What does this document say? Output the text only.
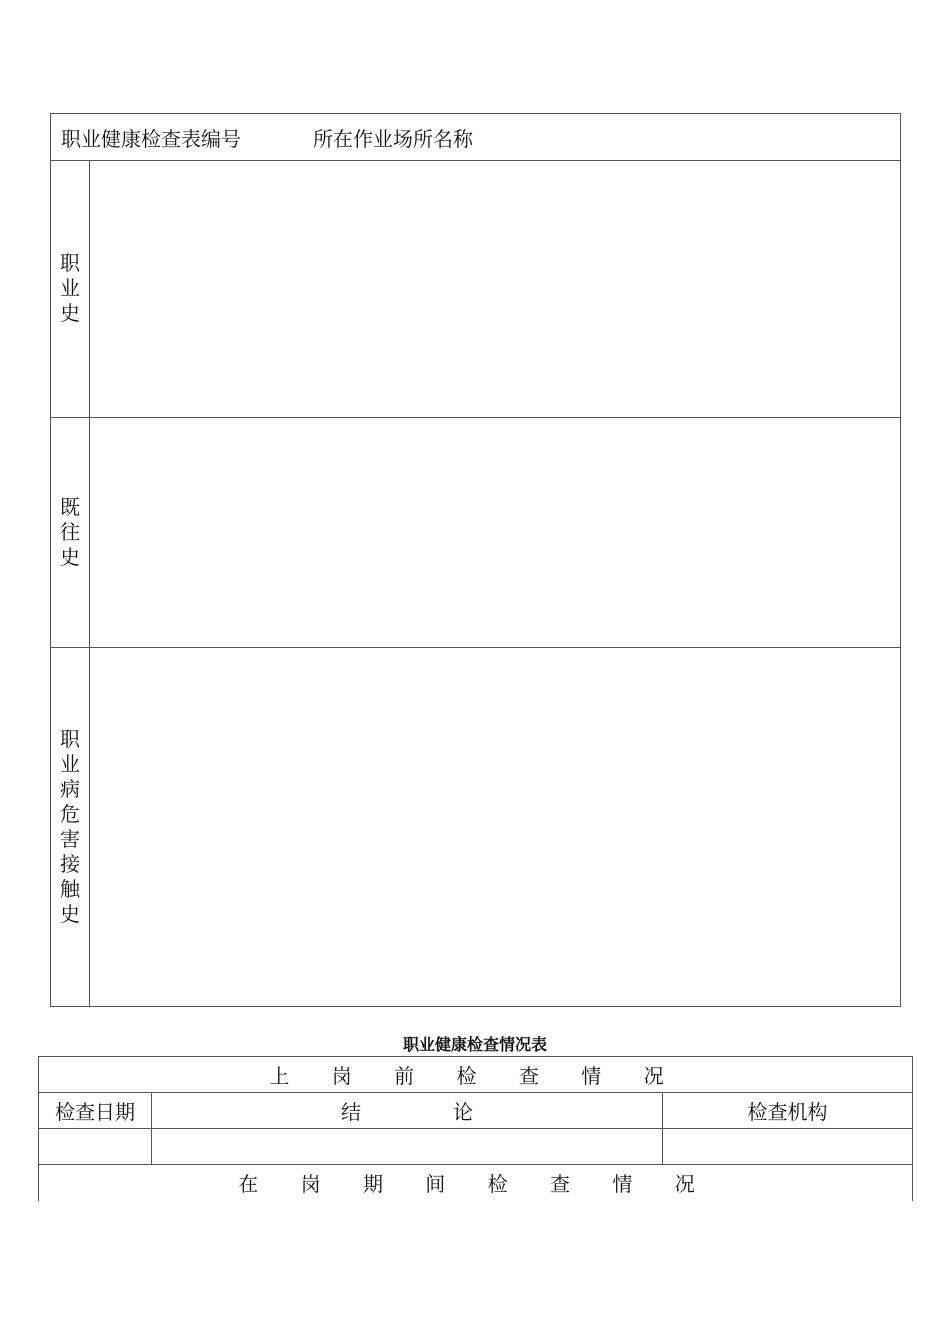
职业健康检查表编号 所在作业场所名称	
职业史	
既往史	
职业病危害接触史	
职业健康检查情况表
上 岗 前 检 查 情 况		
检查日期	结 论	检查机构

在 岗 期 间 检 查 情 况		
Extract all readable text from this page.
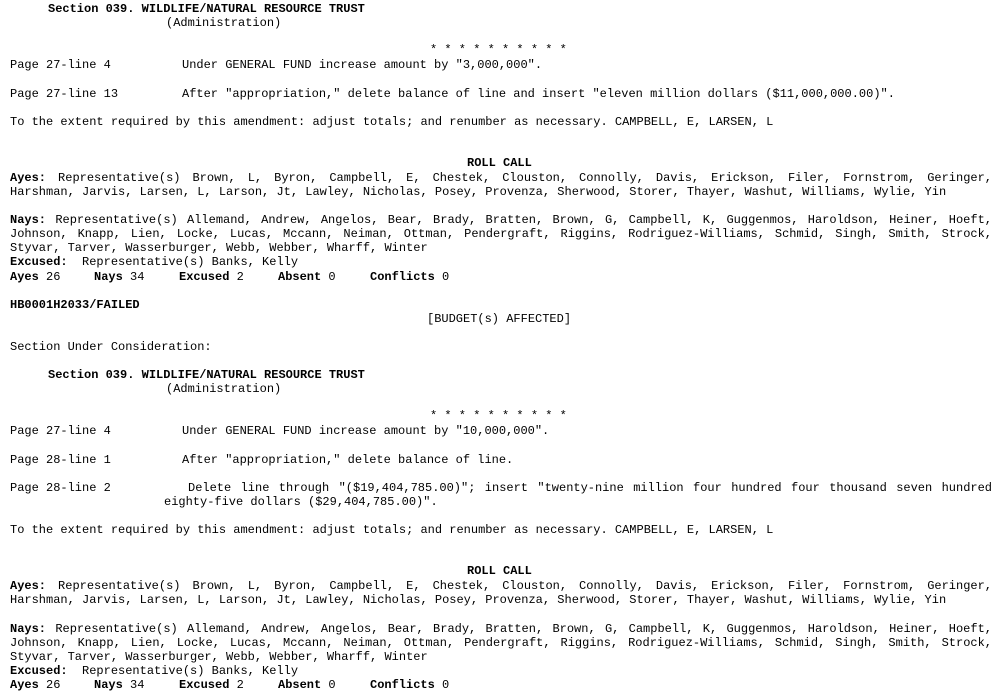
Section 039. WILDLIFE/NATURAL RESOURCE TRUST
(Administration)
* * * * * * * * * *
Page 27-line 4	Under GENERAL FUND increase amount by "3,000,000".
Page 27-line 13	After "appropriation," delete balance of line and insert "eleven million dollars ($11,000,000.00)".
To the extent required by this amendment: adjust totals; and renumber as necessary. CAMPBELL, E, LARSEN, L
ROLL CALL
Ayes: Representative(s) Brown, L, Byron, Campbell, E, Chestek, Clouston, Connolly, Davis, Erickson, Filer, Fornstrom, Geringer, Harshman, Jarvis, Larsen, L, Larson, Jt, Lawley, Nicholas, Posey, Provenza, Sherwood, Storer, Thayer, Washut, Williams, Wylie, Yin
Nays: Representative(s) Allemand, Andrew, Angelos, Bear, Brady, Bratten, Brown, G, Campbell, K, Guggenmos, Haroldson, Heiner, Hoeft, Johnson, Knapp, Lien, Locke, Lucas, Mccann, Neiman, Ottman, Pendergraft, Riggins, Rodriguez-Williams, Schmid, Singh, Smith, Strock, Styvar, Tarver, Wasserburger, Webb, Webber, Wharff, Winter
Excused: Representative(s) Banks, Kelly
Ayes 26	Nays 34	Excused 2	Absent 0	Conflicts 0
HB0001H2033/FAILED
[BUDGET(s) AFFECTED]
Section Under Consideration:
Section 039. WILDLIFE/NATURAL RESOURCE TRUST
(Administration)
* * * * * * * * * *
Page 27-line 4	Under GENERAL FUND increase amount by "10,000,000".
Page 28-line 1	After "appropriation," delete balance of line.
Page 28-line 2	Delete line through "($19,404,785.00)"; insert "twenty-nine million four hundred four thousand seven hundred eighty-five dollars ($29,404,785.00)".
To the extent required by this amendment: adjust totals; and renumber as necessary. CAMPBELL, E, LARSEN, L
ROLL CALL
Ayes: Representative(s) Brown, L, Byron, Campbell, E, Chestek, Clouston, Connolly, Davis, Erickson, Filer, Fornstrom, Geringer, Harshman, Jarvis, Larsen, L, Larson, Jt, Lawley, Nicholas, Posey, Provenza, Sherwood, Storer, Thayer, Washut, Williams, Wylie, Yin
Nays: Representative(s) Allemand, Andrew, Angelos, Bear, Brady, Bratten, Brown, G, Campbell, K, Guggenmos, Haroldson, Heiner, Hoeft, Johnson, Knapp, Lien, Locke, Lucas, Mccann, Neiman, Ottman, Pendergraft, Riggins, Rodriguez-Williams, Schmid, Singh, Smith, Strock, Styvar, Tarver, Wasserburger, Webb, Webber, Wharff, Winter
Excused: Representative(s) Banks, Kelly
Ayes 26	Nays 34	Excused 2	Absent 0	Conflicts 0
--
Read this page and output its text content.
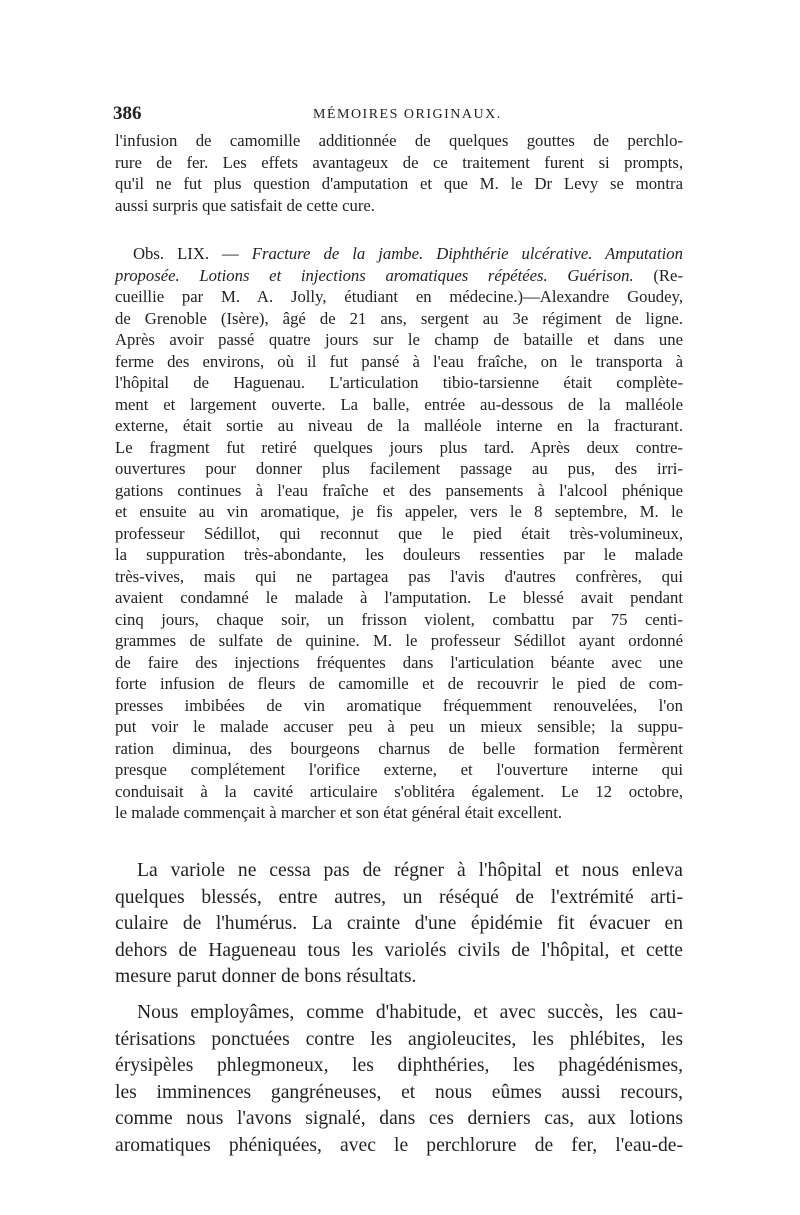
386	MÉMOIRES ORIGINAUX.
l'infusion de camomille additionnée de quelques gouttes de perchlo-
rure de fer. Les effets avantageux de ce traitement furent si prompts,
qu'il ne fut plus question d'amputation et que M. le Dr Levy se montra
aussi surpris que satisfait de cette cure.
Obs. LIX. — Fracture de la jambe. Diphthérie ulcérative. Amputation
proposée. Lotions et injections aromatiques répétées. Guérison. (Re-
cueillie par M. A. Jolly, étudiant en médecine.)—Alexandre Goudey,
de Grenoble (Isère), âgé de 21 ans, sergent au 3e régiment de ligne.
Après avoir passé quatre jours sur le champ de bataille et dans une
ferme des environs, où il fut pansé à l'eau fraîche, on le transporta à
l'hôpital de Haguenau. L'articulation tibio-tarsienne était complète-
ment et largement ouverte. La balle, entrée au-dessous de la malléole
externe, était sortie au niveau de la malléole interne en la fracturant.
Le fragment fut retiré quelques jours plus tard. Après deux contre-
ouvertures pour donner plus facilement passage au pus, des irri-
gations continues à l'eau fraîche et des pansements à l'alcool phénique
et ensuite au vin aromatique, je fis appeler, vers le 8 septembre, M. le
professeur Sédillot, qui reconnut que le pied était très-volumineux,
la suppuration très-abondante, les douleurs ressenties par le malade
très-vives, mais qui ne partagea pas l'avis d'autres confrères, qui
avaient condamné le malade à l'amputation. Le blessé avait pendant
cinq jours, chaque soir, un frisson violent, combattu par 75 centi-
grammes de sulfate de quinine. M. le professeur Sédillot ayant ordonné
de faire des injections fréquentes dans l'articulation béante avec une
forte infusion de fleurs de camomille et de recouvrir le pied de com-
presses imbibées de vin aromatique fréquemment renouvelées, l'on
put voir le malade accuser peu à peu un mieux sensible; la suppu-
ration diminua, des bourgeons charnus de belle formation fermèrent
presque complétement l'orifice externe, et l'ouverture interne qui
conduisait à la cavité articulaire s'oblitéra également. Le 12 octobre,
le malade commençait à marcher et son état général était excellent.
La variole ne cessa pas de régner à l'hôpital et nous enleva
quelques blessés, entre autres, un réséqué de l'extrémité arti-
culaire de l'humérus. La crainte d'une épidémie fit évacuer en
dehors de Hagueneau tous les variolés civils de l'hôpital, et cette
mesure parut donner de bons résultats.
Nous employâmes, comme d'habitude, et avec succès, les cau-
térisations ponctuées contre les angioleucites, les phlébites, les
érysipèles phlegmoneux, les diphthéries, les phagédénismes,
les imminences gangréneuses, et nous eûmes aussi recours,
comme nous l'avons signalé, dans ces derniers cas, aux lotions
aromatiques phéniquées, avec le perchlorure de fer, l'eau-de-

■ Job ■
What is the number of lines in the records that contain the word "injections"? Answer with the number and nothing else.

■ Exercise result ■
2